Supplied data:
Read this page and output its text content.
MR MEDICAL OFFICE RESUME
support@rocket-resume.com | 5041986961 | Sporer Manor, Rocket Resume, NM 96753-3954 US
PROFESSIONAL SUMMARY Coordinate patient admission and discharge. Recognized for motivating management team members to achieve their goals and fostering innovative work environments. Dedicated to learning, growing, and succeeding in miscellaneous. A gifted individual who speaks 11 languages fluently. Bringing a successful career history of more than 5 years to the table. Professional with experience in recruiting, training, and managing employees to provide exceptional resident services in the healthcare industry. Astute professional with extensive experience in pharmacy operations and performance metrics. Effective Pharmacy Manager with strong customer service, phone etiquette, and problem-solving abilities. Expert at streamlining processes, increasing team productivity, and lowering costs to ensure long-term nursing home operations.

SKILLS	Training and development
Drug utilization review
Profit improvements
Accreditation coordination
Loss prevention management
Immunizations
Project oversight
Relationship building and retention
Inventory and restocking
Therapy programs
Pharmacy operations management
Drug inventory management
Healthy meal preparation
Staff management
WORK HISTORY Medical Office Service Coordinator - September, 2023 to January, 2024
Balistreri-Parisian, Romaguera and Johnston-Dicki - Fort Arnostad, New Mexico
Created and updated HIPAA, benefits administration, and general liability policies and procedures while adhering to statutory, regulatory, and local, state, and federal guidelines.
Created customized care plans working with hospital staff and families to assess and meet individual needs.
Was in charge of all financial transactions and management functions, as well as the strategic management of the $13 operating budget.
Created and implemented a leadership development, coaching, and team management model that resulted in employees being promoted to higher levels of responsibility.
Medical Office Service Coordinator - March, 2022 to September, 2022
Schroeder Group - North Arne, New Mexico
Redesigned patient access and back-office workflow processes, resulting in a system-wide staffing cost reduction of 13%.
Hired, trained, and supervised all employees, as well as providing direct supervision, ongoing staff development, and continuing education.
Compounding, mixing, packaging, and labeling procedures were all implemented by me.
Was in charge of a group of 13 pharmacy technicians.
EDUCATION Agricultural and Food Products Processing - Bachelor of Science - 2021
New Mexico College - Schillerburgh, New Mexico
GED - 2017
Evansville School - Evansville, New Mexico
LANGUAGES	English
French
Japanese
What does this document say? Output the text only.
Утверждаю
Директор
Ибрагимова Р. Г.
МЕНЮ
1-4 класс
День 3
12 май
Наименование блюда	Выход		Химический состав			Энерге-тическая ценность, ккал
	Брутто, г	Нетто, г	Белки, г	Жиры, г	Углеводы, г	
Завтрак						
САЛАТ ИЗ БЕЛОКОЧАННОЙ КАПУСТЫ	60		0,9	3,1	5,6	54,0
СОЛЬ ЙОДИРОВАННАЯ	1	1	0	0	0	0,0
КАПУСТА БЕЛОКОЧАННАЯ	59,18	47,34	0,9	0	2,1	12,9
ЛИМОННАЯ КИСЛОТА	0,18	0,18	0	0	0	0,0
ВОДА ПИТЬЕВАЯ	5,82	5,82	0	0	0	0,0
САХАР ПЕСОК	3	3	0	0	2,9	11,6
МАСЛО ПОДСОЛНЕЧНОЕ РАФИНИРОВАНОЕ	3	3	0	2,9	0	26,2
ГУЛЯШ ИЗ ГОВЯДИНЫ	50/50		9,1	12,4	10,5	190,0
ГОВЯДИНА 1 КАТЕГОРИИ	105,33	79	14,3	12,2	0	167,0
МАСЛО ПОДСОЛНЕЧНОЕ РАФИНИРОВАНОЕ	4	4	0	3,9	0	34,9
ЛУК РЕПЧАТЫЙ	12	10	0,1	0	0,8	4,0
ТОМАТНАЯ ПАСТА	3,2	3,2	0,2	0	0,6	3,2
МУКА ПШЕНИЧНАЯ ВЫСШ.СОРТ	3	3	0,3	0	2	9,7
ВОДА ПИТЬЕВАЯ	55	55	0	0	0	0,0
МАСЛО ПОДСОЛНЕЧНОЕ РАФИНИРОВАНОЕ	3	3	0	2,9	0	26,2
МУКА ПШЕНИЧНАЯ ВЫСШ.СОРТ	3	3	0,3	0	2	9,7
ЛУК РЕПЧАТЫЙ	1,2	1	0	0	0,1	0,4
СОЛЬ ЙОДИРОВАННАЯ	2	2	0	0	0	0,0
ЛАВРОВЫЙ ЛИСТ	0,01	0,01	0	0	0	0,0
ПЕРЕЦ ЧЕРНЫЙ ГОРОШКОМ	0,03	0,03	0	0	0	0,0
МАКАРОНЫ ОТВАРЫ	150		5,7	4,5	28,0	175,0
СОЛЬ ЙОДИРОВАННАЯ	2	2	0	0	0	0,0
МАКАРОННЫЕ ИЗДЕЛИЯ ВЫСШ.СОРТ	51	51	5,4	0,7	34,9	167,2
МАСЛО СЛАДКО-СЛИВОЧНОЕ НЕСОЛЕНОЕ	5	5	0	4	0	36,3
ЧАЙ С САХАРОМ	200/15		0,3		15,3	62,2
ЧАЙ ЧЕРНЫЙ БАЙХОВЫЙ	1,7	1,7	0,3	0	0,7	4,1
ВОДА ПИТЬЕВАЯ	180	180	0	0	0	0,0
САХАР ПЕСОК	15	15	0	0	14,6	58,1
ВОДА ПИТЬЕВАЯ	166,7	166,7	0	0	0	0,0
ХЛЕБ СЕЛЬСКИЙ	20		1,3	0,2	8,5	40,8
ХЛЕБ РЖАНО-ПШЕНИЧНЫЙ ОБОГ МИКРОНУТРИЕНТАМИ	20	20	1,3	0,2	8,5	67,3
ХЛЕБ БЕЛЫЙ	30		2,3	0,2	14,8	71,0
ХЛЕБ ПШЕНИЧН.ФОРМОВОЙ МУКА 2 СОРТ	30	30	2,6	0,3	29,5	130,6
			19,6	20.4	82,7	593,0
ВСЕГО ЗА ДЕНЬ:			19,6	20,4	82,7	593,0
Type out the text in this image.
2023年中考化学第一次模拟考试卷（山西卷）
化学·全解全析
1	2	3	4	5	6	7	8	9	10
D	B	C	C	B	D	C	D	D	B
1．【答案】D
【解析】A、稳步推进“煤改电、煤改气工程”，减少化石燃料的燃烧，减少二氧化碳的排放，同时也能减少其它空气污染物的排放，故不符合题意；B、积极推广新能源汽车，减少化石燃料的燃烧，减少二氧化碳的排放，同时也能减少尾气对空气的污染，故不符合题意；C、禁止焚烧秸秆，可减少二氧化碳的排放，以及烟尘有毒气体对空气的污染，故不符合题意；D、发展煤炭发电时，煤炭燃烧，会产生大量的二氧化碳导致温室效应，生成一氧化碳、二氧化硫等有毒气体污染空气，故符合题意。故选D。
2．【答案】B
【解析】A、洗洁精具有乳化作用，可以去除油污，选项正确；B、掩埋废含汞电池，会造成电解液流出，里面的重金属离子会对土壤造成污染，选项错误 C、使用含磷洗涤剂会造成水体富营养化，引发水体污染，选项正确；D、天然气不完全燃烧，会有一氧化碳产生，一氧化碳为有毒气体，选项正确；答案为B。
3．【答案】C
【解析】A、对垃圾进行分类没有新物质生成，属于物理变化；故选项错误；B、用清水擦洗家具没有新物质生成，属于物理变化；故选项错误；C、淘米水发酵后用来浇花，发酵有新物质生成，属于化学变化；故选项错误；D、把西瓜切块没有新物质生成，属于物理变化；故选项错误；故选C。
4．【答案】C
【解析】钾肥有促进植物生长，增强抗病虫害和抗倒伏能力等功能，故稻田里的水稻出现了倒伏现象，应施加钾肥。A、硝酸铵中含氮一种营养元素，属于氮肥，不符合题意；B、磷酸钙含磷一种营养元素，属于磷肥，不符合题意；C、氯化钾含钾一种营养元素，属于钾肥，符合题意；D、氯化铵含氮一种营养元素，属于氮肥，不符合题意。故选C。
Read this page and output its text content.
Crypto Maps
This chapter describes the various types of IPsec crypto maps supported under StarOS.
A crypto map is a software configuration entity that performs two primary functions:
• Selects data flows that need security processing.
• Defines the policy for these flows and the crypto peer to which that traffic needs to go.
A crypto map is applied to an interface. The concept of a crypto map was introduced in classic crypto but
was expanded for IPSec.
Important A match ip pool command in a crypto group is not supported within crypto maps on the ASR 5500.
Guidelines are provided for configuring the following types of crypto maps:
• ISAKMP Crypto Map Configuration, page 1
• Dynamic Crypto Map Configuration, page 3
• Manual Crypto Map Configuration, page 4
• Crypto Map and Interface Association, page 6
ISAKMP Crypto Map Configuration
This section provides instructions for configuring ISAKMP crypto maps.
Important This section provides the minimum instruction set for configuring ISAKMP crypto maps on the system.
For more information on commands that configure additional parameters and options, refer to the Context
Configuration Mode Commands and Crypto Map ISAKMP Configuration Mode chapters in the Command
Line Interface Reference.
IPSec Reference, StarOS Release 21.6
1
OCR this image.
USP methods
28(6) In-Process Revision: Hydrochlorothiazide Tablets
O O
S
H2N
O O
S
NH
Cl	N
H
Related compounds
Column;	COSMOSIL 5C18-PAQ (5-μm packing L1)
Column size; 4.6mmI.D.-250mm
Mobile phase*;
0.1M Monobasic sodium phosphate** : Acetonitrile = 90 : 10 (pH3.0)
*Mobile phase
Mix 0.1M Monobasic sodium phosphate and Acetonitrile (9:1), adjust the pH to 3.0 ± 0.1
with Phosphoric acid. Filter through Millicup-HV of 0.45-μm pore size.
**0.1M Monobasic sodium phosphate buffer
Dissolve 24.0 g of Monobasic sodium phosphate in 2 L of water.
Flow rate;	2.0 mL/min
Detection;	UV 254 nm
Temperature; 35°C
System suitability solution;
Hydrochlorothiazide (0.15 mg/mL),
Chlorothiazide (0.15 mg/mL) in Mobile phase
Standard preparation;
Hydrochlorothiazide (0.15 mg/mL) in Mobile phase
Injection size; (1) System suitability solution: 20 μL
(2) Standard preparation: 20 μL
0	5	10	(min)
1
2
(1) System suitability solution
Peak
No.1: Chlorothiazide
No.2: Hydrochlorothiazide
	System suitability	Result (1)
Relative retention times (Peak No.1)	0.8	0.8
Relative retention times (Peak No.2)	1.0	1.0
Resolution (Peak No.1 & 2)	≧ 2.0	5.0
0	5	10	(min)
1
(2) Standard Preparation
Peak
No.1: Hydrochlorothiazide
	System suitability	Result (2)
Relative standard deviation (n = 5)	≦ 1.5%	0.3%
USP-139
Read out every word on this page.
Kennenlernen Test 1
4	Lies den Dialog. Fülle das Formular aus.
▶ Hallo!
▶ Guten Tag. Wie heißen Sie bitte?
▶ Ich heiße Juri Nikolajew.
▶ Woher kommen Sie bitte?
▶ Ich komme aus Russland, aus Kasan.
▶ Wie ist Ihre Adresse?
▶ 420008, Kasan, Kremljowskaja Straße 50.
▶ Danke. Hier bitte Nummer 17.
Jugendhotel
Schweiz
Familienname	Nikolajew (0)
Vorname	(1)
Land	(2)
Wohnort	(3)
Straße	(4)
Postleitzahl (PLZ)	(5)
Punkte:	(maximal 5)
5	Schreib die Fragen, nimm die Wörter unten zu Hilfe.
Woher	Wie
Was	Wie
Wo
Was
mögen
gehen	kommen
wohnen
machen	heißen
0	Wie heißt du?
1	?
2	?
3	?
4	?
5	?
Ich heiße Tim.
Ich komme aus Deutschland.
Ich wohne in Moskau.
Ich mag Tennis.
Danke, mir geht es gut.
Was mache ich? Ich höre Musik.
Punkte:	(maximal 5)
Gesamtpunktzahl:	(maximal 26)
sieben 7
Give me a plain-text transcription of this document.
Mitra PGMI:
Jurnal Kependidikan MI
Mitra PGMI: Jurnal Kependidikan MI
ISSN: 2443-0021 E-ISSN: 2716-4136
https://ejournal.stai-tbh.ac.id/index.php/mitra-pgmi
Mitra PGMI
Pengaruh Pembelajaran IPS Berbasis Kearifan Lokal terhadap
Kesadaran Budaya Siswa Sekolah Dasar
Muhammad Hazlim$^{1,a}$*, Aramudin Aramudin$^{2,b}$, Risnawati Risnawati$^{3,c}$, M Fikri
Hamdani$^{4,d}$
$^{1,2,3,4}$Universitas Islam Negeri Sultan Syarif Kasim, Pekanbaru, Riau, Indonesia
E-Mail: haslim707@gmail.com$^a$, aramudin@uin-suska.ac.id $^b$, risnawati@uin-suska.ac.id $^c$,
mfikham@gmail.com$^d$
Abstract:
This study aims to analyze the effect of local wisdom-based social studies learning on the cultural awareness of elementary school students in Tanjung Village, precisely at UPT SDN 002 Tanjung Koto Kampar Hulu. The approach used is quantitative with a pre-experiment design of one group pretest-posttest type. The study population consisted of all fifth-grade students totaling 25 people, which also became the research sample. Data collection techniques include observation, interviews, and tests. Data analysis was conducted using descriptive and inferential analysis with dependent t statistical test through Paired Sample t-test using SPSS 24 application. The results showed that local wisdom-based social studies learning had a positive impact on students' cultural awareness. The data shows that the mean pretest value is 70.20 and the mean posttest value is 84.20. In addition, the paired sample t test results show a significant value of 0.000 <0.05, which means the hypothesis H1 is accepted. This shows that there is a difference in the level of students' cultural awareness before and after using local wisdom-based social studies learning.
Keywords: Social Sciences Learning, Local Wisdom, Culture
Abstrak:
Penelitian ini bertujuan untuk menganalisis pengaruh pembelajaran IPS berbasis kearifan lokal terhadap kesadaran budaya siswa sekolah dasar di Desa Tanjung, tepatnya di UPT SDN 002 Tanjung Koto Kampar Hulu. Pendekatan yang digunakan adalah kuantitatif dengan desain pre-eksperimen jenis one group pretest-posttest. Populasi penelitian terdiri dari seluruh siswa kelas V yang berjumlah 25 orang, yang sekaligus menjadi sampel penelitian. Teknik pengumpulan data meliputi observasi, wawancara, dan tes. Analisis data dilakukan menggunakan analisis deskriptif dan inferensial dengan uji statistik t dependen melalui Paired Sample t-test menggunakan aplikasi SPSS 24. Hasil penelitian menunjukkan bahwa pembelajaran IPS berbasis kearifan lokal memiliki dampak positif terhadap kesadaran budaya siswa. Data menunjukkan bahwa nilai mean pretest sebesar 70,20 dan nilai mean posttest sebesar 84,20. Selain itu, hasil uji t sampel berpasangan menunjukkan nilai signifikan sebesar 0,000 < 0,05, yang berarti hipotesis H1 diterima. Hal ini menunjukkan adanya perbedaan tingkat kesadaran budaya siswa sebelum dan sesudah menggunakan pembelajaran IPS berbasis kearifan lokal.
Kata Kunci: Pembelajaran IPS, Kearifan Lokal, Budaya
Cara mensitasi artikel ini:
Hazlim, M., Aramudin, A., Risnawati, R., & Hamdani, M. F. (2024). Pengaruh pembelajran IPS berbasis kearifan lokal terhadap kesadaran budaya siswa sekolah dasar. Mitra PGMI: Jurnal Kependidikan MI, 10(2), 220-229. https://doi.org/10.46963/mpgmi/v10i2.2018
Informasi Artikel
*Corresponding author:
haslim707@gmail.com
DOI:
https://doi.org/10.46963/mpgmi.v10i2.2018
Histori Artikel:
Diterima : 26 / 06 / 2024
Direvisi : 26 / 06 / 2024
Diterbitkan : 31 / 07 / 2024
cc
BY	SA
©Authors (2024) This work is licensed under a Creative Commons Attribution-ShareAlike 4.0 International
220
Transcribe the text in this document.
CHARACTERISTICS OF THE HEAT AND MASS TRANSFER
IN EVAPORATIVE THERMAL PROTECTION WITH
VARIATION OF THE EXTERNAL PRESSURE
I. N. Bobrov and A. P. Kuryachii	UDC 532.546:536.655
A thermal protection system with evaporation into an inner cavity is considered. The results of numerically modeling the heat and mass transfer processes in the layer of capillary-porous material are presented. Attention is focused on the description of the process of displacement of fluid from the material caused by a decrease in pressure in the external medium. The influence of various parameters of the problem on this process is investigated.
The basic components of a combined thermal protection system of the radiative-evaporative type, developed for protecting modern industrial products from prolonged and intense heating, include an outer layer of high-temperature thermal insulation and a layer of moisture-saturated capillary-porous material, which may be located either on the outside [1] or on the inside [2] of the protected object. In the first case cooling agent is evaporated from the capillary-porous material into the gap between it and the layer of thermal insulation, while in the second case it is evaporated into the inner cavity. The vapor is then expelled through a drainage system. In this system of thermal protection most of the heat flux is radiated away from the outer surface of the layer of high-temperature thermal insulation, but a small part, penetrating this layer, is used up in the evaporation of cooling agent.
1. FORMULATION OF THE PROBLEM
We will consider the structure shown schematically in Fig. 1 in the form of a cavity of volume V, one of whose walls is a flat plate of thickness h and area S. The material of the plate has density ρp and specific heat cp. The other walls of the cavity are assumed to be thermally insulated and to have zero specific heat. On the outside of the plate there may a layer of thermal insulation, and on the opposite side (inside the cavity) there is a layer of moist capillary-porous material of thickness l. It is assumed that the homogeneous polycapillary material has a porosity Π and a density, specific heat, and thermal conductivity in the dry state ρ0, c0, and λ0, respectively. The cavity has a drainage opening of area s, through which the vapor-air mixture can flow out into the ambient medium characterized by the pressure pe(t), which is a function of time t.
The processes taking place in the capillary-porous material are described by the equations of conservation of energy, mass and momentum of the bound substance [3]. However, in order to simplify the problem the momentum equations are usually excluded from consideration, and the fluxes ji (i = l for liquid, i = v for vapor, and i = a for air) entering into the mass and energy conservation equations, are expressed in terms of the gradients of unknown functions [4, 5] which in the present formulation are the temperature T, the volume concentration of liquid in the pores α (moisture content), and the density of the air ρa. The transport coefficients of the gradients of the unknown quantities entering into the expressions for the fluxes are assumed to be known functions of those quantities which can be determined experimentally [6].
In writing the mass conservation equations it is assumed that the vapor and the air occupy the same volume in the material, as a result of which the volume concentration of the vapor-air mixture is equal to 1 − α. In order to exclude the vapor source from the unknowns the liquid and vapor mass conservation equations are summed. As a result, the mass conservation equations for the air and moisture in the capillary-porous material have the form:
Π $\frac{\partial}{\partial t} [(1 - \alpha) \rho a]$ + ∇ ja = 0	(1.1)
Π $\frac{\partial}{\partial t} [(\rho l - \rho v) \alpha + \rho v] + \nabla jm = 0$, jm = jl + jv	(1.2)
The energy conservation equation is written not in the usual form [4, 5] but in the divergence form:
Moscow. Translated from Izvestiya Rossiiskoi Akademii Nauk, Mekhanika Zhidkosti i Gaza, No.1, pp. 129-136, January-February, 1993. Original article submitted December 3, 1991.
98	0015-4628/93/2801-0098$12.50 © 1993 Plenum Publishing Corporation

Written exercise:
Give the number of lines in the records that contain the string "Relative", and nothing besides.

Written reply:
3